**INSTRUCTIONS TO FOLLOW:** From the start of the entries through the line containing "Bar bbox=[329, 382, 355, 394]", switch every "Text" to "Caption" and leave everything else unchanged. Return only those lines.

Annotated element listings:
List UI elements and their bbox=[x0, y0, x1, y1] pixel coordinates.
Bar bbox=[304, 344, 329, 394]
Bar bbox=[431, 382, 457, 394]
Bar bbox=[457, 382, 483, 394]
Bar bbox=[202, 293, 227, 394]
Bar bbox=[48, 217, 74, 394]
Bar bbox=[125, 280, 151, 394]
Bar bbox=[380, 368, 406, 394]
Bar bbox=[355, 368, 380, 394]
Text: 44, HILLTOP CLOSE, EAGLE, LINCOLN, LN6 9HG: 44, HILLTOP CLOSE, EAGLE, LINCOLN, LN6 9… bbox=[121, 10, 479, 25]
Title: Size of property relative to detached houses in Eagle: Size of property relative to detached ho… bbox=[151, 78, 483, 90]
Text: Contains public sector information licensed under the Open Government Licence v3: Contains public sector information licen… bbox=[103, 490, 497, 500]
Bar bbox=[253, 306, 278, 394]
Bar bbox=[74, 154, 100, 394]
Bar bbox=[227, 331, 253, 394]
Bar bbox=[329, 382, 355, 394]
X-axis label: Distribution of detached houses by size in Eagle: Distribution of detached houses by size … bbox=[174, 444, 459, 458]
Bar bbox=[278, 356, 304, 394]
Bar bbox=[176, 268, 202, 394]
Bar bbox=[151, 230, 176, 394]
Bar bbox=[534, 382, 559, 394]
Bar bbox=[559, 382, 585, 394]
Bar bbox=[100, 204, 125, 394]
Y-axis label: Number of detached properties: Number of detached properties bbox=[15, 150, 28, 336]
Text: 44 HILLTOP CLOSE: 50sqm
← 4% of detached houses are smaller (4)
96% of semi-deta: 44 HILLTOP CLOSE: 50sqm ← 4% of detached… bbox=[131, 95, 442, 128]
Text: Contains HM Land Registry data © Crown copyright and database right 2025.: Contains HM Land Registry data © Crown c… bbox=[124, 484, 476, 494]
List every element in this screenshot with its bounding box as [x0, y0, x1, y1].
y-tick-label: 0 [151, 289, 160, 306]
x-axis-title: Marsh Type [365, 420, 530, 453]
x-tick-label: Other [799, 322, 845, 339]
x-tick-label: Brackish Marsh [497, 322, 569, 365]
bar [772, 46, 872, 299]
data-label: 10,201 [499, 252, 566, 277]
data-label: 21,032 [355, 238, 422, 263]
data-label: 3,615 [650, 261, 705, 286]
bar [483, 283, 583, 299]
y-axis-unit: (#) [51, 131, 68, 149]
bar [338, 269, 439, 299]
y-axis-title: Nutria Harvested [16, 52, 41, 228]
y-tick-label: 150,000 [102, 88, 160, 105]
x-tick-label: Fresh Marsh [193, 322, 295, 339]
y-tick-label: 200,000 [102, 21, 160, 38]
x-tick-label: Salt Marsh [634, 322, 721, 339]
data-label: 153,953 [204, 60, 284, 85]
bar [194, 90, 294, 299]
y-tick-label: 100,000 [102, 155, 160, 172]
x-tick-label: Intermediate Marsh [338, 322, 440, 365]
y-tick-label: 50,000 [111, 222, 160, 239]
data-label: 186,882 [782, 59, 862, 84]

**TASK ANSWER:**
List UI elements and their bbox=[x0, y0, x1, y1] pixel coordinates.
Bar bbox=[304, 344, 329, 394]
Bar bbox=[431, 382, 457, 394]
Bar bbox=[457, 382, 483, 394]
Bar bbox=[202, 293, 227, 394]
Bar bbox=[48, 217, 74, 394]
Bar bbox=[125, 280, 151, 394]
Bar bbox=[380, 368, 406, 394]
Bar bbox=[355, 368, 380, 394]
Caption: 44, HILLTOP CLOSE, EAGLE, LINCOLN, LN6 9HG: 44, HILLTOP CLOSE, EAGLE, LINCOLN, LN6 9… bbox=[121, 10, 479, 25]
Title: Size of property relative to detached houses in Eagle: Size of property relative to detached ho… bbox=[151, 78, 483, 90]
Caption: Contains public sector information licensed under the Open Government Licence v3: Contains public sector information licen… bbox=[103, 490, 497, 500]
Bar bbox=[253, 306, 278, 394]
Bar bbox=[74, 154, 100, 394]
Bar bbox=[227, 331, 253, 394]
Bar bbox=[329, 382, 355, 394]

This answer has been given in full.